Write out exactly, with no other output, the lines below from the one that contains "Decode this image" through the end.

═════ MATERIALS PROVIDED

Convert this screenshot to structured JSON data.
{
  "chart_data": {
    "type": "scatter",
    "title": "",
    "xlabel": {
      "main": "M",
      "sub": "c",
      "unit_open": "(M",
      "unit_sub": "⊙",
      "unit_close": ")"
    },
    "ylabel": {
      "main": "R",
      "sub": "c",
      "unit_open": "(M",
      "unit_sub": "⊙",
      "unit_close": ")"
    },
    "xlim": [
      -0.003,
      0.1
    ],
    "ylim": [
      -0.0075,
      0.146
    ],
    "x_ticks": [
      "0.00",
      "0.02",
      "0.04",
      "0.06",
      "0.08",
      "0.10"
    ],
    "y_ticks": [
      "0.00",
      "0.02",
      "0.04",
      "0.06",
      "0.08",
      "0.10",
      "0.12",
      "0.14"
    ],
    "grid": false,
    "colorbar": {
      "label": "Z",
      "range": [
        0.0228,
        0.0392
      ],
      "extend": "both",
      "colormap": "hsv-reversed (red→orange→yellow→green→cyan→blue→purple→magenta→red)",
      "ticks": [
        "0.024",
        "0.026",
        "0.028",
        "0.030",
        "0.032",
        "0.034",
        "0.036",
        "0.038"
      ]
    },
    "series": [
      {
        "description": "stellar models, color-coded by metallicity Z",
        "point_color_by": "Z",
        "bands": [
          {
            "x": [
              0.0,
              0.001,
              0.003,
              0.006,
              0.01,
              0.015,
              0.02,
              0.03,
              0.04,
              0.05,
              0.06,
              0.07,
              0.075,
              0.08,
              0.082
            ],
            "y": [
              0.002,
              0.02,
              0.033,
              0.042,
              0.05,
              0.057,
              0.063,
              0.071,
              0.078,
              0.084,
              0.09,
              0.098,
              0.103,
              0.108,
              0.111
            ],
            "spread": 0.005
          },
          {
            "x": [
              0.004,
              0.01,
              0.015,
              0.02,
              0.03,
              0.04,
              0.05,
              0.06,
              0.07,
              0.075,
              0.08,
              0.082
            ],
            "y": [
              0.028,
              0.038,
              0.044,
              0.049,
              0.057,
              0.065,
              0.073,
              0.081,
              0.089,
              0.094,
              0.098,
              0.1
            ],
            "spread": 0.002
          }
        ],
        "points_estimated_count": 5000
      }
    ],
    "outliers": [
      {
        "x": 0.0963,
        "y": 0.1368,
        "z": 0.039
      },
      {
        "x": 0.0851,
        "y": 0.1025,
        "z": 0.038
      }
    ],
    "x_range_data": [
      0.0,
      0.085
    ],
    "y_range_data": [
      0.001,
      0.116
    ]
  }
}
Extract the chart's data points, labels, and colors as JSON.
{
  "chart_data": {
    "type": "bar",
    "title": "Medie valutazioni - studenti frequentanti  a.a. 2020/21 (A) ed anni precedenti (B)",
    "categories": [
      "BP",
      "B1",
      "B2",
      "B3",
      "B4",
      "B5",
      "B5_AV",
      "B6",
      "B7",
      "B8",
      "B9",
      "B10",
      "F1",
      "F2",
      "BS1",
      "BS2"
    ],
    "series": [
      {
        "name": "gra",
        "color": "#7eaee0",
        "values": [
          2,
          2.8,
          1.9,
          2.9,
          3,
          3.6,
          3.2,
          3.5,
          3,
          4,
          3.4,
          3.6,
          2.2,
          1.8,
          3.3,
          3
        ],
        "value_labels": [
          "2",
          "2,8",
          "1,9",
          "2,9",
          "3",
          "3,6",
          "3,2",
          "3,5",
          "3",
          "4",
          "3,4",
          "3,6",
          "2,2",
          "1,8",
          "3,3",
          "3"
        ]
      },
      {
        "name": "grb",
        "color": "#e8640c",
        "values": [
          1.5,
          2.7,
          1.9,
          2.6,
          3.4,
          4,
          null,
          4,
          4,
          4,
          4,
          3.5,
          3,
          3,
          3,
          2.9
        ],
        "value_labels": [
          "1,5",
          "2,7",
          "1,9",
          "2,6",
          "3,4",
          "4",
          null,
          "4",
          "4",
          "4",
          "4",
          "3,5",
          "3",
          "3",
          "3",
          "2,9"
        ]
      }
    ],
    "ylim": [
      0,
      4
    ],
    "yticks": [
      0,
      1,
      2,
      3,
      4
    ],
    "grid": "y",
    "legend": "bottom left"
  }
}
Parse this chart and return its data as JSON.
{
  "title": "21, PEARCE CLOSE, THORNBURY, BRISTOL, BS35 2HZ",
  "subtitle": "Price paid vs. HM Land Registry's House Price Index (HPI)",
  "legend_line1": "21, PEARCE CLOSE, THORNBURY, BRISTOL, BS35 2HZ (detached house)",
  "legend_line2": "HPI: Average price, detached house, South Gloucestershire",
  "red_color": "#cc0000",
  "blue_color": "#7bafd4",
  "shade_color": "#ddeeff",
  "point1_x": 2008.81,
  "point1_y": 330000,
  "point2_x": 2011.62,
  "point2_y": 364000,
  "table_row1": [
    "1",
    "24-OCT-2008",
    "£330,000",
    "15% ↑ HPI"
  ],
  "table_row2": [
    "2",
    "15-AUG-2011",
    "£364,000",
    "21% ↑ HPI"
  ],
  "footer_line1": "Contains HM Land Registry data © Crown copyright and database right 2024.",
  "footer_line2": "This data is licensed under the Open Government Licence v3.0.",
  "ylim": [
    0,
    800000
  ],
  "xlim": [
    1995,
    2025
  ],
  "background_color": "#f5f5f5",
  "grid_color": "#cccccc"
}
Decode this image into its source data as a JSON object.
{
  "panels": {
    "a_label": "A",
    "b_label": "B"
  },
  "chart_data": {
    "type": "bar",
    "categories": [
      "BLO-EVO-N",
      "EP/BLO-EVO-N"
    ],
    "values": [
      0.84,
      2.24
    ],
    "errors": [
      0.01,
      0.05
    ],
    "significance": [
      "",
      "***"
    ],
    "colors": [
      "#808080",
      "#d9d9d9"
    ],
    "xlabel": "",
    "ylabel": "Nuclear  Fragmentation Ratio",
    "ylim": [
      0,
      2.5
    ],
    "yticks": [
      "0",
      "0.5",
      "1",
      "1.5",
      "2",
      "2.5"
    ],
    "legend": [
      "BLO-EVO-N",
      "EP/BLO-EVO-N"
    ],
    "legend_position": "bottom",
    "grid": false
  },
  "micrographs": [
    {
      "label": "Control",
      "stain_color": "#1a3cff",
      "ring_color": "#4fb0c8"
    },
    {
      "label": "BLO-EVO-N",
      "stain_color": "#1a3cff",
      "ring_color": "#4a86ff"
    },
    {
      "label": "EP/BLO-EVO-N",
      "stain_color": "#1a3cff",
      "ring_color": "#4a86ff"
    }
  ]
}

══════════

RESPONSE BELOW -
Decode this image into its source data as a JSON object.
{
  "panels": {
    "a_label": "A",
    "b_label": "B"
  },
  "chart_data": {
    "type": "bar",
    "categories": [
      "BLO-EVO-N",
      "EP/BLO-EVO-N"
    ],
    "values": [
      0.84,
      2.24
    ],
    "errors": [
      0.01,
      0.05
    ],
    "significance": [
      "",
      "***"
    ],
    "colors": [
      "#808080",
      "#d9d9d9"
    ],
    "xlabel": "",
    "ylabel": "Nuclear  Fragmentation Ratio",
    "ylim": [
      0,
      2.5
    ],
    "yticks": [
      "0",
      "0.5",
      "1",
      "1.5",
      "2",
      "2.5"
    ],
    "legend": [
      "BLO-EVO-N",
      "EP/BLO-EVO-N"
    ],
    "legend_position": "bottom",
    "grid": false
  },
  "micrographs": [
    {
      "label": "Control",
      "stain_color": "#1a3cff",
      "ring_color": "#4fb0c8"
    },
    {
      "label": "BLO-EVO-N",
      "stain_color": "#1a3cff",
      "ring_color": "#4a86ff"
    },
    {
      "label": "EP/BLO-EVO-N",
      "stain_color": "#1a3cff",
      "ring_color": "#4a86ff"
    }
  ]
}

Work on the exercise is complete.